— Begin Provided information —

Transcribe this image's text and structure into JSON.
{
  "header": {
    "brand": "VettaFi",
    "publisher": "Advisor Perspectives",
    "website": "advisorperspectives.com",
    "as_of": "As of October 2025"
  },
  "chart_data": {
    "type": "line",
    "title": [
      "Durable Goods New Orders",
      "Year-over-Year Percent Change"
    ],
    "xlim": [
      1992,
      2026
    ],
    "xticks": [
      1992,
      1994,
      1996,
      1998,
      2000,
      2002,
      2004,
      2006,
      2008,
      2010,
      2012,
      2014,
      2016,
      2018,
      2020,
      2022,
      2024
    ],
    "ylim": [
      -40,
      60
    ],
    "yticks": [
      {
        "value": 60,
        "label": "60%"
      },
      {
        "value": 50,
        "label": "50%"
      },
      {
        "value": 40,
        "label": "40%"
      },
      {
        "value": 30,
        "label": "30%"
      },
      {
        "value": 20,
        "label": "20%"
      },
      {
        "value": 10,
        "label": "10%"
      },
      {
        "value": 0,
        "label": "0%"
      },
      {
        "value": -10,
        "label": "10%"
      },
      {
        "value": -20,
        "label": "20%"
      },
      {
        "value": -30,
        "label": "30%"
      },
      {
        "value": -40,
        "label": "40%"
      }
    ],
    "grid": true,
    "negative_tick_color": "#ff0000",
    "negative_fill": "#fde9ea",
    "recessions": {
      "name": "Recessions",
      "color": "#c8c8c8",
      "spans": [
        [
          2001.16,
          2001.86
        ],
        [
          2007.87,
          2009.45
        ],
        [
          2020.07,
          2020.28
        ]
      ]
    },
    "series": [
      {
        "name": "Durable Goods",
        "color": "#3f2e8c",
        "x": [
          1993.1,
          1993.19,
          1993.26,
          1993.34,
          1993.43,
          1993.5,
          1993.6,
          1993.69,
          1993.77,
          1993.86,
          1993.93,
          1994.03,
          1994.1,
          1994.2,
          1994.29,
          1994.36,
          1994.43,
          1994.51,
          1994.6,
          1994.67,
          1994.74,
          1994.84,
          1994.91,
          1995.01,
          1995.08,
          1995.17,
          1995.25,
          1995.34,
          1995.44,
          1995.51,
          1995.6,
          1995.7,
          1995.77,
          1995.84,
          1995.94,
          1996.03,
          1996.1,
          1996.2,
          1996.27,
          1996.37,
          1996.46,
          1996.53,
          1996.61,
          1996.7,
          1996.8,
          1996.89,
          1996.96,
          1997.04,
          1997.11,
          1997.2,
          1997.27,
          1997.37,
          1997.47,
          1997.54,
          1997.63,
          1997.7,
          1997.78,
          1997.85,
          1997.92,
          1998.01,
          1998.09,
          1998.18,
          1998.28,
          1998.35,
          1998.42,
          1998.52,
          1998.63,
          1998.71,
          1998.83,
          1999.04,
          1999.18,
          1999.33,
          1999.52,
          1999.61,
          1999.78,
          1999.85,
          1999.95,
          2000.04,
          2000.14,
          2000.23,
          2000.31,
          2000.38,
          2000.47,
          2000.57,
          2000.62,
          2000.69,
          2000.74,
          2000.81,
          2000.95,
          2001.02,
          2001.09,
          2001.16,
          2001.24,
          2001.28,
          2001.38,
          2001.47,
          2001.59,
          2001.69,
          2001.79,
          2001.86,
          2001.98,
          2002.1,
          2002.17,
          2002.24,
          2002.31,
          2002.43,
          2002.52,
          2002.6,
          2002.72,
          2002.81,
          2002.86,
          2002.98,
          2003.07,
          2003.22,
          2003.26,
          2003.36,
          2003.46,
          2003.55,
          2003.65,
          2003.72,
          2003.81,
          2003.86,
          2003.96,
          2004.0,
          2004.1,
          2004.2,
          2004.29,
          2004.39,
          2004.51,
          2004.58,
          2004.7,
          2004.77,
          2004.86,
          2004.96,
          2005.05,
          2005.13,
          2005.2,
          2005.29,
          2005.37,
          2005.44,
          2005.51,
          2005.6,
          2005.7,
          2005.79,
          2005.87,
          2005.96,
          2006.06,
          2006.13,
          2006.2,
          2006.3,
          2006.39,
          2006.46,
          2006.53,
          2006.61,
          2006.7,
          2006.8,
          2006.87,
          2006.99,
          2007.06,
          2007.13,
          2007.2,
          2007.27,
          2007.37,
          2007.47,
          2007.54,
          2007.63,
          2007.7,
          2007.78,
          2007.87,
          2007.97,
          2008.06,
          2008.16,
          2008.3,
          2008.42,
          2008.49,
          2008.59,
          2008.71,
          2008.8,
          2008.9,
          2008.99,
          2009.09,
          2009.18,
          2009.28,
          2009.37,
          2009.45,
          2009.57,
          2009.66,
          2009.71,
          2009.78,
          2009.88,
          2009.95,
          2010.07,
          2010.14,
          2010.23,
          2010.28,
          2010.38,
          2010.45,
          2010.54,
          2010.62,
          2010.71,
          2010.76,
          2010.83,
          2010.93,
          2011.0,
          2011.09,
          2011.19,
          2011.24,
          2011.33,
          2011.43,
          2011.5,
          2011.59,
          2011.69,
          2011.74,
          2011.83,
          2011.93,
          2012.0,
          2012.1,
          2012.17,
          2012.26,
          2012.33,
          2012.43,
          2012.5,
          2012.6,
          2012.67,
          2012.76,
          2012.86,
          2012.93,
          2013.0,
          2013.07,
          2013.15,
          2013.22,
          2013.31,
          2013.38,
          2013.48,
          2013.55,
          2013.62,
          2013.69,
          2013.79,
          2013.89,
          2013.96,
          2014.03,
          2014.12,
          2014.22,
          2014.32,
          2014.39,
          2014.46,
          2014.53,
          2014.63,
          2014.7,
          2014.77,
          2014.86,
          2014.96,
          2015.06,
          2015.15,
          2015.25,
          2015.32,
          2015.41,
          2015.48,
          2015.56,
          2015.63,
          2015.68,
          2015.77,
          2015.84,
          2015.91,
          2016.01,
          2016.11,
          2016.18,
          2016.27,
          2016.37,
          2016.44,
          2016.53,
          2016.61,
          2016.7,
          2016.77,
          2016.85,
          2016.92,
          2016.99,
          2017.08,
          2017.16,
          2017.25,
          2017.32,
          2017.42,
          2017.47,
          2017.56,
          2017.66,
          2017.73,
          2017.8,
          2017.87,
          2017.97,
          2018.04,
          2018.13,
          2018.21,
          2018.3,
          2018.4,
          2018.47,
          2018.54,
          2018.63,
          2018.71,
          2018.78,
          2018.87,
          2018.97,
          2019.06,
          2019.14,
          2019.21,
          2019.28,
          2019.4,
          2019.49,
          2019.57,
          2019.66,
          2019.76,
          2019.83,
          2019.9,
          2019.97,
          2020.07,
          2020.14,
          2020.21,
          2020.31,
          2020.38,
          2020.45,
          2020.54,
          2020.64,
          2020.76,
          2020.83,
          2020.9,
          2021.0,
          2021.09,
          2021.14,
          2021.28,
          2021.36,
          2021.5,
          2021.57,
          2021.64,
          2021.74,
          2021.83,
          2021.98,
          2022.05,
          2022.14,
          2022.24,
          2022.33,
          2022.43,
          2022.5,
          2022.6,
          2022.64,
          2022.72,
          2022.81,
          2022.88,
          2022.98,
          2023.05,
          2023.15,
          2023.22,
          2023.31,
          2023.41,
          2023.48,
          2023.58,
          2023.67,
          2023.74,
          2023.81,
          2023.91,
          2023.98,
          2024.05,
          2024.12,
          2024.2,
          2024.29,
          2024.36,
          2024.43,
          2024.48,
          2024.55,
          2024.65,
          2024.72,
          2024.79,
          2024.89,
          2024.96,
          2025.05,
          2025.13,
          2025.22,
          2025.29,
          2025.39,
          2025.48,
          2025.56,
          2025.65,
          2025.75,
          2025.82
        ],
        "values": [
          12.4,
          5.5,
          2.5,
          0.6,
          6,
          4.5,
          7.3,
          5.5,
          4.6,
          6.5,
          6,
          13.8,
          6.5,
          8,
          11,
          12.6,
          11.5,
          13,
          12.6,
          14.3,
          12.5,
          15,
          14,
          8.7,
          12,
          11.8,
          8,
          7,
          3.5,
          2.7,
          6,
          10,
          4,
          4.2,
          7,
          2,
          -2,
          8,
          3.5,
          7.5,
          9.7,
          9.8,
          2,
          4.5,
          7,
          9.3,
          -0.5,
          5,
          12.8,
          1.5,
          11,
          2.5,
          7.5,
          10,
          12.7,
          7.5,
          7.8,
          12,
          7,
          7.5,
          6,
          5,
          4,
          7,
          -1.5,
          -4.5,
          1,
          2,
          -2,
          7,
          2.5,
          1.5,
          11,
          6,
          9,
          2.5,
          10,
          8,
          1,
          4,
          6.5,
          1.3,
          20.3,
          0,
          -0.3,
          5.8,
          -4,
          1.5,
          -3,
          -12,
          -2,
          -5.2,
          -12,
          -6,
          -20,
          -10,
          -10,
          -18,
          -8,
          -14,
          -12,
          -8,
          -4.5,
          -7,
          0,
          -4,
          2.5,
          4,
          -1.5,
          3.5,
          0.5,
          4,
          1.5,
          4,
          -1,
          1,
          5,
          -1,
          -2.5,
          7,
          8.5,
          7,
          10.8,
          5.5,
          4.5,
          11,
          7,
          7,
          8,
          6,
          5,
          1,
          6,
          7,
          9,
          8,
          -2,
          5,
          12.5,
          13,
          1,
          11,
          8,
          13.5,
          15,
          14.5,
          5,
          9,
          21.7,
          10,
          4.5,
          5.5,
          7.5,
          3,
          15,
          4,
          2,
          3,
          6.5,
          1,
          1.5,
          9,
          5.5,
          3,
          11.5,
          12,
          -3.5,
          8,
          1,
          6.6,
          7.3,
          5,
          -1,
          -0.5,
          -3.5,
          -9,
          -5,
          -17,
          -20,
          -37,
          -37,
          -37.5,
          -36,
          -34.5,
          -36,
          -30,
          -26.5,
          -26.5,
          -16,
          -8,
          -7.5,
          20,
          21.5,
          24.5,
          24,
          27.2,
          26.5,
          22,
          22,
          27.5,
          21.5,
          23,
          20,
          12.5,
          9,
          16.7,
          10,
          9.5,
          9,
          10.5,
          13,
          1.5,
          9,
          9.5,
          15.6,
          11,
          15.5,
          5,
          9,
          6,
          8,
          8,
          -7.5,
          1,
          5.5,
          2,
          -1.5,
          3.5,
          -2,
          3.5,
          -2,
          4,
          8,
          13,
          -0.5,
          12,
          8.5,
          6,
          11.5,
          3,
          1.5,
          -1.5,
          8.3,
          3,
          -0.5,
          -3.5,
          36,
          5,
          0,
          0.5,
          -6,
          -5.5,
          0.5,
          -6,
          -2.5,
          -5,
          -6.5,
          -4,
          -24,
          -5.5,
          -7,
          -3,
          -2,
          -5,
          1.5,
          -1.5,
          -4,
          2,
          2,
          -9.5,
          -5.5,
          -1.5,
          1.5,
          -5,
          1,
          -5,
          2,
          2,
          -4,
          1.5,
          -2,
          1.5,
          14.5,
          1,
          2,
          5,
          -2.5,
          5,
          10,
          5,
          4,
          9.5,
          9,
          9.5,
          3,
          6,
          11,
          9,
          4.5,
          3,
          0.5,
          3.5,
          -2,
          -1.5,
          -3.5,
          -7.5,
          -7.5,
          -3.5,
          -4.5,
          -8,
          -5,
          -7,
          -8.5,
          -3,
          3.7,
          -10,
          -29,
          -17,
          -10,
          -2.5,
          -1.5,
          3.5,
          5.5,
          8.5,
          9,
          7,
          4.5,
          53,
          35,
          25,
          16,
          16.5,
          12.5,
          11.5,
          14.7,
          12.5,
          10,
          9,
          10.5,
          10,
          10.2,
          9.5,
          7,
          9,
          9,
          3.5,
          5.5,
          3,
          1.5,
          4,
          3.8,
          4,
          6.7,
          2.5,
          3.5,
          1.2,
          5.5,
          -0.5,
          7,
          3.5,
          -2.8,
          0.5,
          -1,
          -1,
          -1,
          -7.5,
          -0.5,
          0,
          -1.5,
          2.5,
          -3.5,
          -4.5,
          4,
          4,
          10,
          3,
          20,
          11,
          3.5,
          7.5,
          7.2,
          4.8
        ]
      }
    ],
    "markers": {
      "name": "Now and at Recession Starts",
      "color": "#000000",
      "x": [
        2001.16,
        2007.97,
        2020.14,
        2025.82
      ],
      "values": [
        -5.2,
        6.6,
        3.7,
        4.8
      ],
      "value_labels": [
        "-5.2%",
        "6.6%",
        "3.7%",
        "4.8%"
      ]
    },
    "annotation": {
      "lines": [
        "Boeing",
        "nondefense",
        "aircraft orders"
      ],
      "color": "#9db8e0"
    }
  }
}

— End Provided information —

What you have to do =
Copy out every line from the data above that has "name" in it.

Output for this task =
      "name": "Recessions",
        "name": "Durable Goods",
      "name": "Now and at Recession Starts",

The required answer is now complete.